* **Exercise instructions**: Write out every record in full, exactly as written, please.

* **Exercise data**:

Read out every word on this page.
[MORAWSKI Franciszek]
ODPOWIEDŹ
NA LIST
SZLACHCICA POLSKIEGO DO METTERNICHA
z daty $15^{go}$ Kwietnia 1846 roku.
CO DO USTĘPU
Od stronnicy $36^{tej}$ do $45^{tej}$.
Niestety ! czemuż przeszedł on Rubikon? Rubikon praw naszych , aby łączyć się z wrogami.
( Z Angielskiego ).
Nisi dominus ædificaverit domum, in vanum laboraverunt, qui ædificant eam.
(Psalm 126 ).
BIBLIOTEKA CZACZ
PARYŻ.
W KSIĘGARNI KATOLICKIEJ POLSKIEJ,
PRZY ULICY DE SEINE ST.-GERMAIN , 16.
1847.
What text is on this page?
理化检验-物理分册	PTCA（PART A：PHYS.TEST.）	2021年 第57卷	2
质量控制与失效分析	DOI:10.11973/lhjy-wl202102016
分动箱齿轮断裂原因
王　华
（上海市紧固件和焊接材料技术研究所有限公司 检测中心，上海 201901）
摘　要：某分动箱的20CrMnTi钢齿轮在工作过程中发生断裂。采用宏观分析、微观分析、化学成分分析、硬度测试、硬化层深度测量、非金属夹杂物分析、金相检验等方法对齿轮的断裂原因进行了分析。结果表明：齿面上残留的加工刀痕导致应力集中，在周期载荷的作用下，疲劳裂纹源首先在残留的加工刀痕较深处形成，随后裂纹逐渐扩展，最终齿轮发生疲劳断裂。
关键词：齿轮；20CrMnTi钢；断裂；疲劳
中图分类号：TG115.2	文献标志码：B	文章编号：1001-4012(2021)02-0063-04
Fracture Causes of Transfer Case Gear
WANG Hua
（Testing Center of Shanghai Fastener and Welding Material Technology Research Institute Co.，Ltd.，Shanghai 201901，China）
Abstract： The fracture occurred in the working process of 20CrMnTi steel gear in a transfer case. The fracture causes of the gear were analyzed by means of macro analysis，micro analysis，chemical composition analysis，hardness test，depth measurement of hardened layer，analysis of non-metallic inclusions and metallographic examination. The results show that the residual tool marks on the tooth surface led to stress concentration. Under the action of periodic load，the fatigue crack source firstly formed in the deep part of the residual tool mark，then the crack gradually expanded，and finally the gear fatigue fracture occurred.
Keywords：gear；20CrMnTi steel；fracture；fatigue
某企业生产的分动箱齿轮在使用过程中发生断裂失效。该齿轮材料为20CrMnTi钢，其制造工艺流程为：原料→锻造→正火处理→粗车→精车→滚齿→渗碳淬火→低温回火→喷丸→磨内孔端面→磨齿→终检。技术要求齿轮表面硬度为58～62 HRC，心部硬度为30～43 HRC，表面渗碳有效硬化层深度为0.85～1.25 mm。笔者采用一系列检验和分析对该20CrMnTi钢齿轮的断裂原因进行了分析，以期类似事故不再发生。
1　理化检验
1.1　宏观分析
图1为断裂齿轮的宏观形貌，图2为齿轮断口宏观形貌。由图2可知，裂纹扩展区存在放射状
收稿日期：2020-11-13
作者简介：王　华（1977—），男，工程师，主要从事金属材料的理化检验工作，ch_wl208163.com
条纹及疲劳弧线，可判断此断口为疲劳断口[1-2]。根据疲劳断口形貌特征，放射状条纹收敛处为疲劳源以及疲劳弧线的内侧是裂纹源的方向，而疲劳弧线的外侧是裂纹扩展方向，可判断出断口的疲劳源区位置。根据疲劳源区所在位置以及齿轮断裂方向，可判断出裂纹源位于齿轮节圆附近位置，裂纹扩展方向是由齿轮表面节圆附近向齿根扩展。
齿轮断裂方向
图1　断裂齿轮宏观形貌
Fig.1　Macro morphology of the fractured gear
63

* **Finished task**:
Read out every word on this page.
[MORAWSKI Franciszek]
ODPOWIEDŹ
NA LIST
SZLACHCICA POLSKIEGO DO METTERNICHA
z daty $15^{go}$ Kwietnia 1846 roku.
CO DO USTĘPU
Od stronnicy $36^{tej}$ do $45^{tej}$.
Niestety ! czemuż przeszedł on Rubikon? Rubikon praw naszych , aby łączyć się z wrogami.
( Z Angielskiego ).
Nisi dominus ædificaverit domum, in vanum laboraverunt, qui ædificant eam.
(Psalm 126 ).
BIBLIOTEKA CZACZ
PARYŻ.
W KSIĘGARNI KATOLICKIEJ POLSKIEJ,
PRZY ULICY DE SEINE ST.-GERMAIN , 16.
1847.
What text is on this page?
理化检验-物理分册	PTCA（PART A：PHYS.TEST.）	2021年 第57卷	2
质量控制与失效分析	DOI:10.11973/lhjy-wl202102016
分动箱齿轮断裂原因
王　华
（上海市紧固件和焊接材料技术研究所有限公司 检测中心，上海 201901）
摘　要：某分动箱的20CrMnTi钢齿轮在工作过程中发生断裂。采用宏观分析、微观分析、化学成分分析、硬度测试、硬化层深度测量、非金属夹杂物分析、金相检验等方法对齿轮的断裂原因进行了分析。结果表明：齿面上残留的加工刀痕导致应力集中，在周期载荷的作用下，疲劳裂纹源首先在残留的加工刀痕较深处形成，随后裂纹逐渐扩展，最终齿轮发生疲劳断裂。
关键词：齿轮；20CrMnTi钢；断裂；疲劳
中图分类号：TG115.2	文献标志码：B	文章编号：1001-4012(2021)02-0063-04
Fracture Causes of Transfer Case Gear
WANG Hua
（Testing Center of Shanghai Fastener and Welding Material Technology Research Institute Co.，Ltd.，Shanghai 201901，China）
Abstract： The fracture occurred in the working process of 20CrMnTi steel gear in a transfer case. The fracture causes of the gear were analyzed by means of macro analysis，micro analysis，chemical composition analysis，hardness test，depth measurement of hardened layer，analysis of non-metallic inclusions and metallographic examination. The results show that the residual tool marks on the tooth surface led to stress concentration. Under the action of periodic load，the fatigue crack source firstly formed in the deep part of the residual tool mark，then the crack gradually expanded，and finally the gear fatigue fracture occurred.
Keywords：gear；20CrMnTi steel；fracture；fatigue
某企业生产的分动箱齿轮在使用过程中发生断裂失效。该齿轮材料为20CrMnTi钢，其制造工艺流程为：原料→锻造→正火处理→粗车→精车→滚齿→渗碳淬火→低温回火→喷丸→磨内孔端面→磨齿→终检。技术要求齿轮表面硬度为58～62 HRC，心部硬度为30～43 HRC，表面渗碳有效硬化层深度为0.85～1.25 mm。笔者采用一系列检验和分析对该20CrMnTi钢齿轮的断裂原因进行了分析，以期类似事故不再发生。
1　理化检验
1.1　宏观分析
图1为断裂齿轮的宏观形貌，图2为齿轮断口宏观形貌。由图2可知，裂纹扩展区存在放射状
收稿日期：2020-11-13
作者简介：王　华（1977—），男，工程师，主要从事金属材料的理化检验工作，ch_wl208163.com
条纹及疲劳弧线，可判断此断口为疲劳断口[1-2]。根据疲劳断口形貌特征，放射状条纹收敛处为疲劳源以及疲劳弧线的内侧是裂纹源的方向，而疲劳弧线的外侧是裂纹扩展方向，可判断出断口的疲劳源区位置。根据疲劳源区所在位置以及齿轮断裂方向，可判断出裂纹源位于齿轮节圆附近位置，裂纹扩展方向是由齿轮表面节圆附近向齿根扩展。
齿轮断裂方向
图1　断裂齿轮宏观形貌
Fig.1　Macro morphology of the fractured gear
63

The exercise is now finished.